◆ **Exercise details**:
Check every line of the entries below for the word "text", and copy the ones that have it.

━━ Extracted material ━━

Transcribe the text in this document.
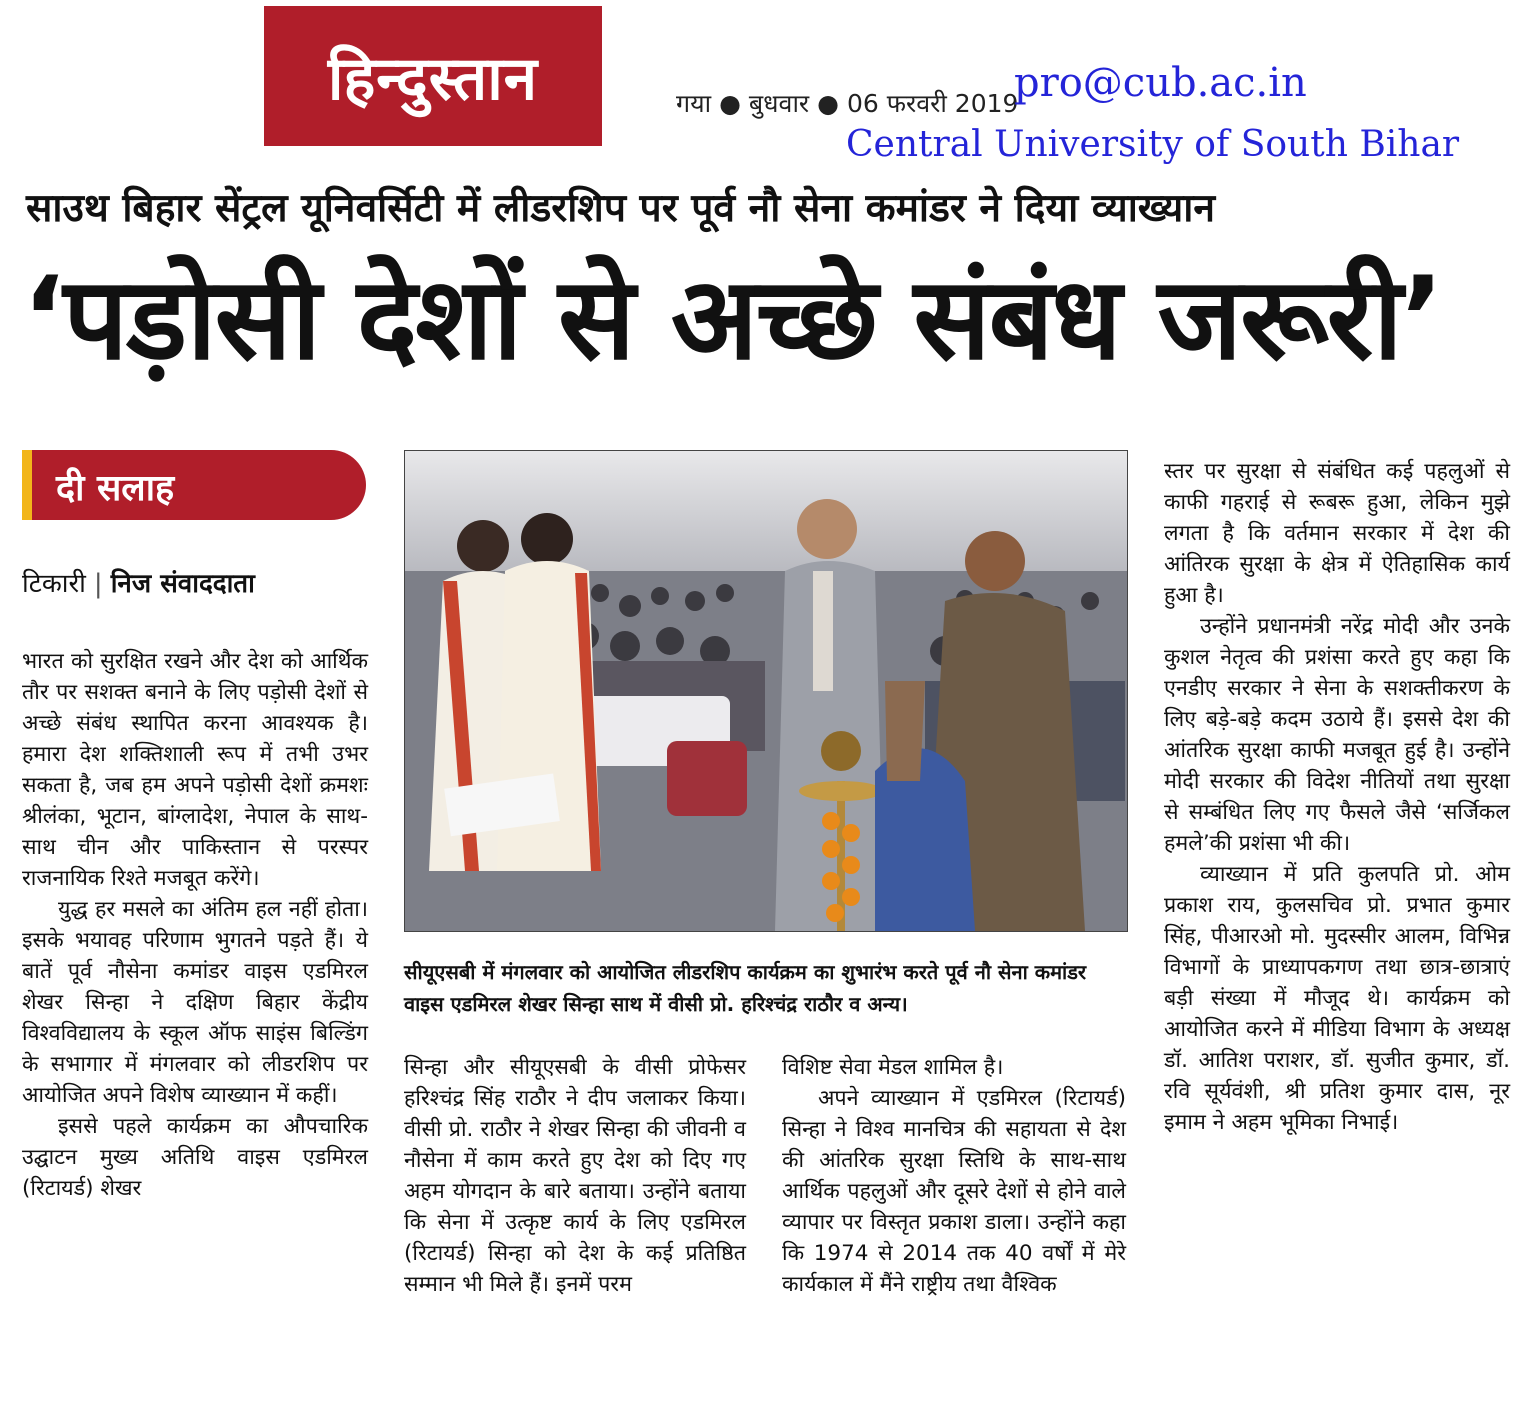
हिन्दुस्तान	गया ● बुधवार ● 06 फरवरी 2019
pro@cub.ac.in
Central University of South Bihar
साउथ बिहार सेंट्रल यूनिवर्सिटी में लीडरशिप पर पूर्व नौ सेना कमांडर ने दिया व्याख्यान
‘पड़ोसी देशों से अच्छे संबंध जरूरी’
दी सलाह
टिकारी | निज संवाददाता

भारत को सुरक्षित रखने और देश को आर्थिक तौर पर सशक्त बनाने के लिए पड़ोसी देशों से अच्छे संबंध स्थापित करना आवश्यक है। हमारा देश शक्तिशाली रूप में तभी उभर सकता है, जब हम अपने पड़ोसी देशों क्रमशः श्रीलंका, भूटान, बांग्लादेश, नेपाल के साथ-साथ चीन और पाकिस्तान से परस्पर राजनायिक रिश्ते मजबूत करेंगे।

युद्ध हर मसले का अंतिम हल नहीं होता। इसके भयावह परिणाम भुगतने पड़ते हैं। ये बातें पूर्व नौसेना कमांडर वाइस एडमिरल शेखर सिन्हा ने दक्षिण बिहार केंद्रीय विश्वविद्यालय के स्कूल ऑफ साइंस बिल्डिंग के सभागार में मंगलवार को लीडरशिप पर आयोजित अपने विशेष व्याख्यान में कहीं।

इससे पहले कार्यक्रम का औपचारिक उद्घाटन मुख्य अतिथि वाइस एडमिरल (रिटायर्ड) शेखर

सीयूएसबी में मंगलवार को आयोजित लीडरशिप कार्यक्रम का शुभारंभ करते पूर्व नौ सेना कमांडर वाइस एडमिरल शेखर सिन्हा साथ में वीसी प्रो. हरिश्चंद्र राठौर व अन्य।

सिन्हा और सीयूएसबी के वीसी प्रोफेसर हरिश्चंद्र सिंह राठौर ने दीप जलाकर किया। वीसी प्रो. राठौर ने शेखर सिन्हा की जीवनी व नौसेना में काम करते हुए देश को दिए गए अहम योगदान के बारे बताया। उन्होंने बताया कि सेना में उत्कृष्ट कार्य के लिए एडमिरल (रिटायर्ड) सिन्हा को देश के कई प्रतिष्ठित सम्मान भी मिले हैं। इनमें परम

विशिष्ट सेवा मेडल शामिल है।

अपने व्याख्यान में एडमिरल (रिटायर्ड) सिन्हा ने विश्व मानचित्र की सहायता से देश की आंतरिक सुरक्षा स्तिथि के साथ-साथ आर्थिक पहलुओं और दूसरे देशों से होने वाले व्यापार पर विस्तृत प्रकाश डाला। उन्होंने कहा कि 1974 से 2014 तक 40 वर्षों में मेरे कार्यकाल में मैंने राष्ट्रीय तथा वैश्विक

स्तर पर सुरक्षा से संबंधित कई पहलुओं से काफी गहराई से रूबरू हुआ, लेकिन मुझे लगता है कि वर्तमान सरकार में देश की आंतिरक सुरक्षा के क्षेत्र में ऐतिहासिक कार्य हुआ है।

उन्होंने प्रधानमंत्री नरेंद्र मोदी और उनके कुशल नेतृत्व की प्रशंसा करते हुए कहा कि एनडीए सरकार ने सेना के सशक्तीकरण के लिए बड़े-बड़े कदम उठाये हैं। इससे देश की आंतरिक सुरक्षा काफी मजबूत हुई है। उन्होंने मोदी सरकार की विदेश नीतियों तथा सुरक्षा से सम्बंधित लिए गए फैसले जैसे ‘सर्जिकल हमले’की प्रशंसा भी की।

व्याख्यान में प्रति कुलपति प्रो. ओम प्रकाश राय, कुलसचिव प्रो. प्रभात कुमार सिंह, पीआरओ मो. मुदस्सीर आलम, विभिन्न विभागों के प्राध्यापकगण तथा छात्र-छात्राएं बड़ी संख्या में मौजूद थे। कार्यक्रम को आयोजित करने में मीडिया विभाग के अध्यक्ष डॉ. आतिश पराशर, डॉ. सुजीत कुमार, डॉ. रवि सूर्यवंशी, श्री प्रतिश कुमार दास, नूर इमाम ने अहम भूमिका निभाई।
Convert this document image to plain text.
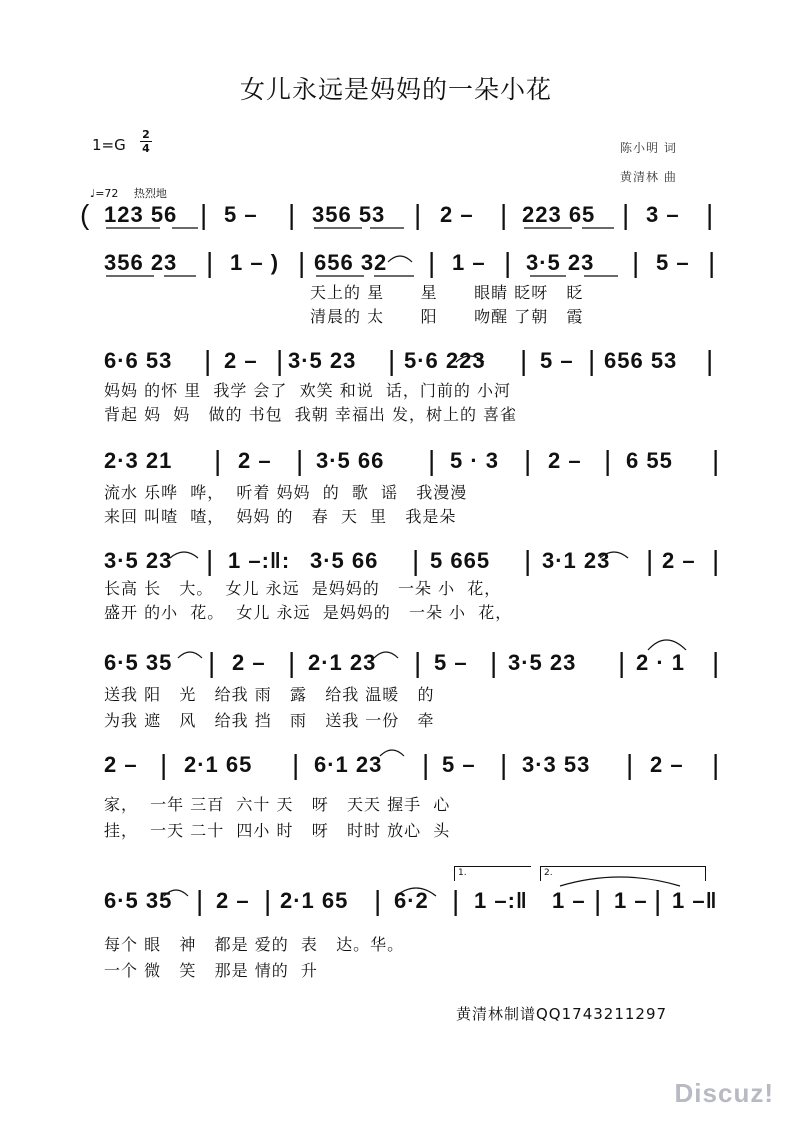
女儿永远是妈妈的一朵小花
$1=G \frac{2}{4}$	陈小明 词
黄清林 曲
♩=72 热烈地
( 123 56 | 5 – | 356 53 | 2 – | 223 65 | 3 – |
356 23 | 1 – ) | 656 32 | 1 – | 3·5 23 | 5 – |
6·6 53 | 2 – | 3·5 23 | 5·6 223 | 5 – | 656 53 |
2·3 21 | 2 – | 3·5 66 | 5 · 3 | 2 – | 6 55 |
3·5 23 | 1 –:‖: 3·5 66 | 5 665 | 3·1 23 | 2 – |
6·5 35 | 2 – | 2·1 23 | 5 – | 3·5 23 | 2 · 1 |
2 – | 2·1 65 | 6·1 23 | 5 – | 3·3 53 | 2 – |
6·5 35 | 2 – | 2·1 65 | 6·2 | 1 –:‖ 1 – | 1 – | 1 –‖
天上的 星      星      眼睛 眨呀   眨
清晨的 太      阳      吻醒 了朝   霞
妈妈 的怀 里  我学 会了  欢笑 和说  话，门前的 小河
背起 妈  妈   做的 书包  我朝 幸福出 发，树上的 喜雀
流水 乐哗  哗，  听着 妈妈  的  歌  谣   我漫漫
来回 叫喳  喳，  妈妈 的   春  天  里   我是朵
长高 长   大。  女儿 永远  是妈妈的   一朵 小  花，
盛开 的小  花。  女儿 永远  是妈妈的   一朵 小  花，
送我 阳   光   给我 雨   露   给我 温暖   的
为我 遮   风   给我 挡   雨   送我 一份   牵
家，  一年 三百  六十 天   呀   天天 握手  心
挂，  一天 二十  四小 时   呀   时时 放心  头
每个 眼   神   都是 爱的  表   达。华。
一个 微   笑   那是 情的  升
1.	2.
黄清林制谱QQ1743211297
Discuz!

━━━

◆ **Problem solution**:
Transcribe the text in this document.
Convert this document image to plain text.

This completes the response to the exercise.